**Set problem:**
Provide the data again in its entirety, exactly as given.

Extracted records
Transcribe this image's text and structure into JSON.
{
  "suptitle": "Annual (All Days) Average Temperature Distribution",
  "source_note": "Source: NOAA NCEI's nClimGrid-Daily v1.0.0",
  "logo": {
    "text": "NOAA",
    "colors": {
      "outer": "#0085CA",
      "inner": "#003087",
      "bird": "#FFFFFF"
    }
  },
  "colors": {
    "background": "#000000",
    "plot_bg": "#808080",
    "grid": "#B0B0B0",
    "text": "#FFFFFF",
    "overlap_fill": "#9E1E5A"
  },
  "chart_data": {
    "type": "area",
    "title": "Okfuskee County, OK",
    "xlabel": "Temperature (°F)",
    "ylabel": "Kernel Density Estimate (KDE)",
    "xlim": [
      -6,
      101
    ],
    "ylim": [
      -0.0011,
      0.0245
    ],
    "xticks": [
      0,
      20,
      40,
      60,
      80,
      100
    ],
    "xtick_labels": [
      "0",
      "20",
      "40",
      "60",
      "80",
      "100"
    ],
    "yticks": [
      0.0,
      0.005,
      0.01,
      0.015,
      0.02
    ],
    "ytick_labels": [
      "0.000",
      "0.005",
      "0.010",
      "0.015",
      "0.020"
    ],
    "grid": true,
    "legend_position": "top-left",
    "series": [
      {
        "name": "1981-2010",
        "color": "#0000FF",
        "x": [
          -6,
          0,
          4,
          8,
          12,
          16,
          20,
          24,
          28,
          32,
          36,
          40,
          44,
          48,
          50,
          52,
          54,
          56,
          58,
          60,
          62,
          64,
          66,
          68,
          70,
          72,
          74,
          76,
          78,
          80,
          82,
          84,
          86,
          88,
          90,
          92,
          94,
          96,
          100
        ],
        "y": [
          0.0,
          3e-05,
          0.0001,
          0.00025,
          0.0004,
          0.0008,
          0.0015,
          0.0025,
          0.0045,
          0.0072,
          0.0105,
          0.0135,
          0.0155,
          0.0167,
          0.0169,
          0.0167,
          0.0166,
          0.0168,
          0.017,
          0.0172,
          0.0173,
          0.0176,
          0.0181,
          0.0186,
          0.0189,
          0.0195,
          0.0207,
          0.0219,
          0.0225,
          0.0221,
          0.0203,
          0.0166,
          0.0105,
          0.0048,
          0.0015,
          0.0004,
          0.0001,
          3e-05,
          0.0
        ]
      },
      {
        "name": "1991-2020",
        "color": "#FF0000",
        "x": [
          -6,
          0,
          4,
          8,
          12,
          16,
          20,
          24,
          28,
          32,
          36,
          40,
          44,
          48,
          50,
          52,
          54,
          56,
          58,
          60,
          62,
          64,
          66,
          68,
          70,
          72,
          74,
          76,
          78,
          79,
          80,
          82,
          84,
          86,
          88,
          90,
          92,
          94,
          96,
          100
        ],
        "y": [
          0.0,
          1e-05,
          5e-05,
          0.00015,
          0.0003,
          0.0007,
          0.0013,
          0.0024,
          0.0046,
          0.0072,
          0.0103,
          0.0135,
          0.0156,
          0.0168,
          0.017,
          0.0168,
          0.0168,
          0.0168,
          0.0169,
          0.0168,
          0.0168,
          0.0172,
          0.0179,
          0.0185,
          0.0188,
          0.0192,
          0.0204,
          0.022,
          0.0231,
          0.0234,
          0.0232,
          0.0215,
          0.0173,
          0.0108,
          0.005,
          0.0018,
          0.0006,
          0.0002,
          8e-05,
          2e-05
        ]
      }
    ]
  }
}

**Finished exercise:**
Transcribe this image's text and structure into JSON.
{
  "suptitle": "Annual (All Days) Average Temperature Distribution",
  "source_note": "Source: NOAA NCEI's nClimGrid-Daily v1.0.0",
  "logo": {
    "text": "NOAA",
    "colors": {
      "outer": "#0085CA",
      "inner": "#003087",
      "bird": "#FFFFFF"
    }
  },
  "colors": {
    "background": "#000000",
    "plot_bg": "#808080",
    "grid": "#B0B0B0",
    "text": "#FFFFFF",
    "overlap_fill": "#9E1E5A"
  },
  "chart_data": {
    "type": "area",
    "title": "Okfuskee County, OK",
    "xlabel": "Temperature (°F)",
    "ylabel": "Kernel Density Estimate (KDE)",
    "xlim": [
      -6,
      101
    ],
    "ylim": [
      -0.0011,
      0.0245
    ],
    "xticks": [
      0,
      20,
      40,
      60,
      80,
      100
    ],
    "xtick_labels": [
      "0",
      "20",
      "40",
      "60",
      "80",
      "100"
    ],
    "yticks": [
      0.0,
      0.005,
      0.01,
      0.015,
      0.02
    ],
    "ytick_labels": [
      "0.000",
      "0.005",
      "0.010",
      "0.015",
      "0.020"
    ],
    "grid": true,
    "legend_position": "top-left",
    "series": [
      {
        "name": "1981-2010",
        "color": "#0000FF",
        "x": [
          -6,
          0,
          4,
          8,
          12,
          16,
          20,
          24,
          28,
          32,
          36,
          40,
          44,
          48,
          50,
          52,
          54,
          56,
          58,
          60,
          62,
          64,
          66,
          68,
          70,
          72,
          74,
          76,
          78,
          80,
          82,
          84,
          86,
          88,
          90,
          92,
          94,
          96,
          100
        ],
        "y": [
          0.0,
          3e-05,
          0.0001,
          0.00025,
          0.0004,
          0.0008,
          0.0015,
          0.0025,
          0.0045,
          0.0072,
          0.0105,
          0.0135,
          0.0155,
          0.0167,
          0.0169,
          0.0167,
          0.0166,
          0.0168,
          0.017,
          0.0172,
          0.0173,
          0.0176,
          0.0181,
          0.0186,
          0.0189,
          0.0195,
          0.0207,
          0.0219,
          0.0225,
          0.0221,
          0.0203,
          0.0166,
          0.0105,
          0.0048,
          0.0015,
          0.0004,
          0.0001,
          3e-05,
          0.0
        ]
      },
      {
        "name": "1991-2020",
        "color": "#FF0000",
        "x": [
          -6,
          0,
          4,
          8,
          12,
          16,
          20,
          24,
          28,
          32,
          36,
          40,
          44,
          48,
          50,
          52,
          54,
          56,
          58,
          60,
          62,
          64,
          66,
          68,
          70,
          72,
          74,
          76,
          78,
          79,
          80,
          82,
          84,
          86,
          88,
          90,
          92,
          94,
          96,
          100
        ],
        "y": [
          0.0,
          1e-05,
          5e-05,
          0.00015,
          0.0003,
          0.0007,
          0.0013,
          0.0024,
          0.0046,
          0.0072,
          0.0103,
          0.0135,
          0.0156,
          0.0168,
          0.017,
          0.0168,
          0.0168,
          0.0168,
          0.0169,
          0.0168,
          0.0168,
          0.0172,
          0.0179,
          0.0185,
          0.0188,
          0.0192,
          0.0204,
          0.022,
          0.0231,
          0.0234,
          0.0232,
          0.0215,
          0.0173,
          0.0108,
          0.005,
          0.0018,
          0.0006,
          0.0002,
          8e-05,
          2e-05
        ]
      }
    ]
  }
}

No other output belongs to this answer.